_Stated exercise_.
From the entries below, gather each line containing the word "listed".

* BEGIN Input for this task *

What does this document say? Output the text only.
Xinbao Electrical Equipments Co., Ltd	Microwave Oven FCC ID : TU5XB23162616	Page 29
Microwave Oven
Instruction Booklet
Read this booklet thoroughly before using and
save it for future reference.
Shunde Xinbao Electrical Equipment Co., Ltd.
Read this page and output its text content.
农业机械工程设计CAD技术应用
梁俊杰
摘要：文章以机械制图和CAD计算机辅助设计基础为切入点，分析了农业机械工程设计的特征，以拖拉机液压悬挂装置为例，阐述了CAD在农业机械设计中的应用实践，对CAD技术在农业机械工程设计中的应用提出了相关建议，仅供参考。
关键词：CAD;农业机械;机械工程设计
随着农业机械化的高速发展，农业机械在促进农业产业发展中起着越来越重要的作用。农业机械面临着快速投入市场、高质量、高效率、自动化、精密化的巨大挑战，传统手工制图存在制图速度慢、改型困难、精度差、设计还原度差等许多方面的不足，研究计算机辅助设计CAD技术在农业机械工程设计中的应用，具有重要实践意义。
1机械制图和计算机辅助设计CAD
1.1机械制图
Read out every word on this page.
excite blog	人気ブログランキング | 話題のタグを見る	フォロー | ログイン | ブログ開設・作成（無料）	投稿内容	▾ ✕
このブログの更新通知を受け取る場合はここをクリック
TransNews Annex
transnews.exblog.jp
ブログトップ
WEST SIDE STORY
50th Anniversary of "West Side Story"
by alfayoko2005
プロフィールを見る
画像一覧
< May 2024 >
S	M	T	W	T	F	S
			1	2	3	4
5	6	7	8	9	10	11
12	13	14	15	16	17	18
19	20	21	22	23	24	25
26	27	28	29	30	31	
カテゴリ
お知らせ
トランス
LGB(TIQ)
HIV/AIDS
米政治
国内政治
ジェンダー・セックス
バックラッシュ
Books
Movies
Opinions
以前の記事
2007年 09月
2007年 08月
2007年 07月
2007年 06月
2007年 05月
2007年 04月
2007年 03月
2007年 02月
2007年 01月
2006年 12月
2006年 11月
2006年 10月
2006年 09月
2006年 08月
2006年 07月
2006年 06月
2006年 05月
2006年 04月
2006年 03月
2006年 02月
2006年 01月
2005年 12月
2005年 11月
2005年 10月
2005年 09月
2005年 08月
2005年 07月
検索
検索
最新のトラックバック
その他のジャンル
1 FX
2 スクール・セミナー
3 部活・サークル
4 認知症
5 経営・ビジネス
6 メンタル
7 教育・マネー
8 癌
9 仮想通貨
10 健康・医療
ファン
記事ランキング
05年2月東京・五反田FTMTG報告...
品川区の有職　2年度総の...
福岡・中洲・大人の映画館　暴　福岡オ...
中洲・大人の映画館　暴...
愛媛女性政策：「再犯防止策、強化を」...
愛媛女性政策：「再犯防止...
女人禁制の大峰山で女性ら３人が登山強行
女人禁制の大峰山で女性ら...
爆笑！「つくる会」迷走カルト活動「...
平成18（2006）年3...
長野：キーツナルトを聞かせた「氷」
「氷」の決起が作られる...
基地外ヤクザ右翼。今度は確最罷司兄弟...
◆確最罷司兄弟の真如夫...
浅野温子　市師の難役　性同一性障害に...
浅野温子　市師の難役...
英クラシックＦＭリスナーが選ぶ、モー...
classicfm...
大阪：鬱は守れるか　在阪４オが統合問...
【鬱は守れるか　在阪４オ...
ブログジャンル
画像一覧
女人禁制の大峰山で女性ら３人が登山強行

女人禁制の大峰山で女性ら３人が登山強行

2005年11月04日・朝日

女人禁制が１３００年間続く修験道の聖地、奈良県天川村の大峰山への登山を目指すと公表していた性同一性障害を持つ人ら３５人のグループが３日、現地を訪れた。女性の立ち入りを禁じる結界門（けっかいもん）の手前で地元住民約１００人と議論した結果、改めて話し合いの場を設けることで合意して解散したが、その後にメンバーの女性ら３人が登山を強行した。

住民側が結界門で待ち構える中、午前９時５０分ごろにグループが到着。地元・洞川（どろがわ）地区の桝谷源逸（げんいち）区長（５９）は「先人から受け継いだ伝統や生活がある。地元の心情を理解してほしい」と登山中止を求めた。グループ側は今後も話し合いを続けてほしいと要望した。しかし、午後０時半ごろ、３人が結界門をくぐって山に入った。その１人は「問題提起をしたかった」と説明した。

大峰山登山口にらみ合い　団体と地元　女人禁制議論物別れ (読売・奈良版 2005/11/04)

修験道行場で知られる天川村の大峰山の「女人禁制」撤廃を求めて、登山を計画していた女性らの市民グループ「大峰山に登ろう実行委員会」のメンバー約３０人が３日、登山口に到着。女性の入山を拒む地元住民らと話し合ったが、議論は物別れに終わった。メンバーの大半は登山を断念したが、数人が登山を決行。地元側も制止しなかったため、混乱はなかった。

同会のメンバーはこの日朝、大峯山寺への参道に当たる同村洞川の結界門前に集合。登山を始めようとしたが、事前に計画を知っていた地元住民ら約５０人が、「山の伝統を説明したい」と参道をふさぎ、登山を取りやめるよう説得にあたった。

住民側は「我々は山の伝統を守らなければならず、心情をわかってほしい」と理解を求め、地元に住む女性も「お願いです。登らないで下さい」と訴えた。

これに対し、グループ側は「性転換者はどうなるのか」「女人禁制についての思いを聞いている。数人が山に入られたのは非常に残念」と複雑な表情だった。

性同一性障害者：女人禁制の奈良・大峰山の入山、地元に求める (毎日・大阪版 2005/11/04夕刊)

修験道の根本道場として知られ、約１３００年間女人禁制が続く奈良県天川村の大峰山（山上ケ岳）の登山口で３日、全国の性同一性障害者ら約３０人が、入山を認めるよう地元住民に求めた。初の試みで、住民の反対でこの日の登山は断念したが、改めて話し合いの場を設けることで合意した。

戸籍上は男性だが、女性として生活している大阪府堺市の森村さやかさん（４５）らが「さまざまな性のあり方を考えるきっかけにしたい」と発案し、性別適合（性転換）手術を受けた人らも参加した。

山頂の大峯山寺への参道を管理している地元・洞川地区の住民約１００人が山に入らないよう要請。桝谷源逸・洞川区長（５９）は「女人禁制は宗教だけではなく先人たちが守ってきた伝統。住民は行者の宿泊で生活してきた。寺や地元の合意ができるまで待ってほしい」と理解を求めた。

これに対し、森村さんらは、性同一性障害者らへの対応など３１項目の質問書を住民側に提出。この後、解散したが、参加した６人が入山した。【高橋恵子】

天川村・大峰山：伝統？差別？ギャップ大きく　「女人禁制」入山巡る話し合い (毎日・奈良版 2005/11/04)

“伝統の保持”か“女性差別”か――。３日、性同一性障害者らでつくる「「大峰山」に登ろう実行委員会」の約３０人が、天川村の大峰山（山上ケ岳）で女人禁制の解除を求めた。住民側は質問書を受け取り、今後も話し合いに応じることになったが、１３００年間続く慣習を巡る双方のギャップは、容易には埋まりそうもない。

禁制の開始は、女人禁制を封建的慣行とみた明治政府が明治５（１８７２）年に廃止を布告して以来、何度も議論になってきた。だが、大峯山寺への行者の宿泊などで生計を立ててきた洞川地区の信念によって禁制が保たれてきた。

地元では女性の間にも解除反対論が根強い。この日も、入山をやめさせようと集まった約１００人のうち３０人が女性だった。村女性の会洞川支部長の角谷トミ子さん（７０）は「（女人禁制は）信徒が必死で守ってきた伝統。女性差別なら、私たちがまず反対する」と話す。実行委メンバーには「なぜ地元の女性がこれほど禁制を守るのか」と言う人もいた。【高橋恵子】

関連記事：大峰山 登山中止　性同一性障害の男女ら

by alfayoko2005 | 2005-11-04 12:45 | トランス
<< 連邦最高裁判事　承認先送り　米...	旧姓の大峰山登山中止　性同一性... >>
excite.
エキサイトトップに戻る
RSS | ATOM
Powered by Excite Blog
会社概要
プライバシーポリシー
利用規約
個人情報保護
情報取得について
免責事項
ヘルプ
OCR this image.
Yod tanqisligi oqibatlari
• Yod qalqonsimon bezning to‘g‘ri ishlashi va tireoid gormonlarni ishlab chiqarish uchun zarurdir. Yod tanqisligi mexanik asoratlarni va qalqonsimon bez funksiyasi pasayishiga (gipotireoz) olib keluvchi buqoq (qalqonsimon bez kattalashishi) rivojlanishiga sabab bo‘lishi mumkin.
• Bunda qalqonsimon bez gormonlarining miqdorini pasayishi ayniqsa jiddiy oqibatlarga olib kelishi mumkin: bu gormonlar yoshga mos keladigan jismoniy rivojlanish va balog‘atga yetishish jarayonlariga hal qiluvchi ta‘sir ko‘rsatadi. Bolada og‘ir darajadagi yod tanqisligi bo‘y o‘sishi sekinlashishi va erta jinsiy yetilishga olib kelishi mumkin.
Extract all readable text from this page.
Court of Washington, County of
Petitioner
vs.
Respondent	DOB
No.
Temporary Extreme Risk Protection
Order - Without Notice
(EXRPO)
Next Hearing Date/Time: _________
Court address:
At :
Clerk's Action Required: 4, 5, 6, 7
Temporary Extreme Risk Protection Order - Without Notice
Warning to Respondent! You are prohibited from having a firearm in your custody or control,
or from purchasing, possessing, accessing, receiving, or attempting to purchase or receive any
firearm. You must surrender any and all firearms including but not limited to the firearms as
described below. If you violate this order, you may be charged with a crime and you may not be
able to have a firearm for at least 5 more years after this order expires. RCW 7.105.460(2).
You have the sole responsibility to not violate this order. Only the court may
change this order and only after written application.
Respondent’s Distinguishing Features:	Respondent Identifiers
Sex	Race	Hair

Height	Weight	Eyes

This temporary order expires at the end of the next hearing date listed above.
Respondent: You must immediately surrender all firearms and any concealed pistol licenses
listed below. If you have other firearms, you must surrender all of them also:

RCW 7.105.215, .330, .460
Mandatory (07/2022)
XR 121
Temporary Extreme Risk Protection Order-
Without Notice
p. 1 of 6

* END Input for this task *

_Written solution_.
This temporary order expires at the end of the next hearing date listed above.
listed below. If you have other firearms, you must surrender all of them also:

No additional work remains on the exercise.